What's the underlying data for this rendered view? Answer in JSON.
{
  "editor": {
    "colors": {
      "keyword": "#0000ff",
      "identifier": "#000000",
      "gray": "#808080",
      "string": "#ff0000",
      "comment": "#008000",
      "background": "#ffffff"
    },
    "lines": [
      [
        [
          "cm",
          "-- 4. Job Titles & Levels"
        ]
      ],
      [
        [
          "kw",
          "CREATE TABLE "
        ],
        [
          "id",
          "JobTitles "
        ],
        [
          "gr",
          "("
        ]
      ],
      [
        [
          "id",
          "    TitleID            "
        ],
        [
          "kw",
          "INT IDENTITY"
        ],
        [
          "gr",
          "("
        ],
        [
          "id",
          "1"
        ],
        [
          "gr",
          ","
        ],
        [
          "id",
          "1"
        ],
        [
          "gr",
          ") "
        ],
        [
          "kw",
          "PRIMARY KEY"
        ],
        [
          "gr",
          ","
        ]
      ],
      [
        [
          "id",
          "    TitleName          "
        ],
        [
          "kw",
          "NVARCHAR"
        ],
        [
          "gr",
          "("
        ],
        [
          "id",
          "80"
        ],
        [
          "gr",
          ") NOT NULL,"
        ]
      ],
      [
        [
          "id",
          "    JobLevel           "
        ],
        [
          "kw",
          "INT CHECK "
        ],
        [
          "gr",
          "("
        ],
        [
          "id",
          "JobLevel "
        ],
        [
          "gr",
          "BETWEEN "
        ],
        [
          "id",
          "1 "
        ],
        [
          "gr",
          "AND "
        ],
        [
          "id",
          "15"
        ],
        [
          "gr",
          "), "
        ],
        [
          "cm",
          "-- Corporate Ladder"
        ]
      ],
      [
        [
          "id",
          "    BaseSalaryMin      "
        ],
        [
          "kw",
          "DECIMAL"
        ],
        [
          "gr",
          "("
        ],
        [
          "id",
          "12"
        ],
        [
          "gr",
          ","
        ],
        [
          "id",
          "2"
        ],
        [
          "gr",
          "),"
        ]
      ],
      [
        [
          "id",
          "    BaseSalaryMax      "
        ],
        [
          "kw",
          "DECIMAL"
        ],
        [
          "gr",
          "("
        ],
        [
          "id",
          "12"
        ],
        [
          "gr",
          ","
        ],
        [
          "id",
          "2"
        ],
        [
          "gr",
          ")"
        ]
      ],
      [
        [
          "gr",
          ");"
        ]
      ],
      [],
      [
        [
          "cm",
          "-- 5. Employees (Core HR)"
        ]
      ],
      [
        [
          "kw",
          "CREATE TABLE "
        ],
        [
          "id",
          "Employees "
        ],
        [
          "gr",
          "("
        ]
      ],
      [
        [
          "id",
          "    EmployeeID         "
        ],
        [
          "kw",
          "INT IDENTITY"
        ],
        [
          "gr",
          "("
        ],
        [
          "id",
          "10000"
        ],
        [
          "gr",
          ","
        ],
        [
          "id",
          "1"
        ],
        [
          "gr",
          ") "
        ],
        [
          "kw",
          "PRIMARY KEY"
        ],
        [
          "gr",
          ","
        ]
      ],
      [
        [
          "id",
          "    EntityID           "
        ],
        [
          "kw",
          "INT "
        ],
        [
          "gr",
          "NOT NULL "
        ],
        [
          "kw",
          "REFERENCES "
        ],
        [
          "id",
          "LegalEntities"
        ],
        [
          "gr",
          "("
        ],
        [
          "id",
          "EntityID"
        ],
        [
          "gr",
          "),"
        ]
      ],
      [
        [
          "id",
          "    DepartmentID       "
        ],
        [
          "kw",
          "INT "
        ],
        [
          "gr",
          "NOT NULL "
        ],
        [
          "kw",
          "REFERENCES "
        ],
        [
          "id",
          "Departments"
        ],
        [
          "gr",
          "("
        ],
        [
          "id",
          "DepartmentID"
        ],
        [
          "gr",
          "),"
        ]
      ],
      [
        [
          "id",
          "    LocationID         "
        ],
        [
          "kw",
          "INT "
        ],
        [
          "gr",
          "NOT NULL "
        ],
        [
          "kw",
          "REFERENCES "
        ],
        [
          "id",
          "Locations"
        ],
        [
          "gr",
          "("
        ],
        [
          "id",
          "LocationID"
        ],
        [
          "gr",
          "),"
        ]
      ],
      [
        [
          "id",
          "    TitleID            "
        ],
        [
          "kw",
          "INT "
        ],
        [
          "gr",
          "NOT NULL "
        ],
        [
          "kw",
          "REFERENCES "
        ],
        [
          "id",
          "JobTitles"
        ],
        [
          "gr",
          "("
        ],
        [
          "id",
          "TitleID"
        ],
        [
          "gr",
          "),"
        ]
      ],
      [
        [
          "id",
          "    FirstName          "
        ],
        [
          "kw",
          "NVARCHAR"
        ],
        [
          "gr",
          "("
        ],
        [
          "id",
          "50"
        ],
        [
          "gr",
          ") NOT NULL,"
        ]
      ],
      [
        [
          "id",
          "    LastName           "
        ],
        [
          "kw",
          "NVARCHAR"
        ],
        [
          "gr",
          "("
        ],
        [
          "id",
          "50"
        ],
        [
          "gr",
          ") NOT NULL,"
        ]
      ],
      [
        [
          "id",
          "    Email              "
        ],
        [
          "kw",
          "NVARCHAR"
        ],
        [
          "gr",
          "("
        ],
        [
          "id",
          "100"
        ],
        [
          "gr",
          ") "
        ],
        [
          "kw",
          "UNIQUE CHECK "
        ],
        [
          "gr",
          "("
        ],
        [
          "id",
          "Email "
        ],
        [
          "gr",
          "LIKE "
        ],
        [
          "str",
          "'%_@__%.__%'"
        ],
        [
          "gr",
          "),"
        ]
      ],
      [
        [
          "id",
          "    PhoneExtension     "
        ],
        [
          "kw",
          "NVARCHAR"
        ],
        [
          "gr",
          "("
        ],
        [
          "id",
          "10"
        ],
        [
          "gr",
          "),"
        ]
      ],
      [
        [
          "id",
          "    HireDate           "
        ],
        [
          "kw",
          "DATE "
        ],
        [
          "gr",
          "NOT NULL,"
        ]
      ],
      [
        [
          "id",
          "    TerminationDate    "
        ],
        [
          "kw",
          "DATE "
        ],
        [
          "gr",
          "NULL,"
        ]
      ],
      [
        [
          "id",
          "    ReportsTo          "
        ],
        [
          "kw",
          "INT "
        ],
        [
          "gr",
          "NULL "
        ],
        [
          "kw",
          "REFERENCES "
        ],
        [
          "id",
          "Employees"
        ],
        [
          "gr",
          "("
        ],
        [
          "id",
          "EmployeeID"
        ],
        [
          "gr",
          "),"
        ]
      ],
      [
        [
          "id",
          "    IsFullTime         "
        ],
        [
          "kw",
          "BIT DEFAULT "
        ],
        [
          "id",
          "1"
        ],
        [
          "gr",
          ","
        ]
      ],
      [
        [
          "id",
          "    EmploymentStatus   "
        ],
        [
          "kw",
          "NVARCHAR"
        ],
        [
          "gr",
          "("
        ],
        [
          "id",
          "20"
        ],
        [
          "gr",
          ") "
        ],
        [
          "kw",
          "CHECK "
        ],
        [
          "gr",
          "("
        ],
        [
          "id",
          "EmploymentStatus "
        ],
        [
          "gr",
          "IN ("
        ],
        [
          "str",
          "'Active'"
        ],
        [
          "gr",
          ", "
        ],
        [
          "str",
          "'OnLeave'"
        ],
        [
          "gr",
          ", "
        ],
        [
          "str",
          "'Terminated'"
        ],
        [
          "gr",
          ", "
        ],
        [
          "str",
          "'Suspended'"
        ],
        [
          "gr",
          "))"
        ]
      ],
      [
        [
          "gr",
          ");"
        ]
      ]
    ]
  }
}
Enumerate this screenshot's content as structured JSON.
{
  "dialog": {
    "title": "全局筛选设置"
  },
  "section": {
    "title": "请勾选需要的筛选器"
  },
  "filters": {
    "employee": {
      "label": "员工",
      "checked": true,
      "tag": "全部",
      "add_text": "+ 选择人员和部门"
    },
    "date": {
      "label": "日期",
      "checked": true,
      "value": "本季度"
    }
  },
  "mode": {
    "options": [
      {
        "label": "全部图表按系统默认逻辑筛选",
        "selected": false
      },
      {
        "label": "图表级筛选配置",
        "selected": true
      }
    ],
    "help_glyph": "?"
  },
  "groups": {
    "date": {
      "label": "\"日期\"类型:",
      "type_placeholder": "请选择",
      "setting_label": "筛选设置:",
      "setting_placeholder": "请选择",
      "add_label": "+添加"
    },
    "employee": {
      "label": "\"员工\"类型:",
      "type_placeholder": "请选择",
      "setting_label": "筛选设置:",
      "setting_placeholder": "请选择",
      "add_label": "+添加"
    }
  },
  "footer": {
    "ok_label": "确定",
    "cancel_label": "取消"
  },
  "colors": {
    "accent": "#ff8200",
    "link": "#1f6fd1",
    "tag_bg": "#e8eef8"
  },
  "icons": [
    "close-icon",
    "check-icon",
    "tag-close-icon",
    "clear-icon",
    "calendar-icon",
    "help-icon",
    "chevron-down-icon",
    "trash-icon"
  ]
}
=-=-=
What is being asked: Go through the entries and return each line where the word "JSON" appears.

Result:
What's the underlying data for this rendered view? Answer in JSON.
Enumerate this screenshot's content as structured JSON.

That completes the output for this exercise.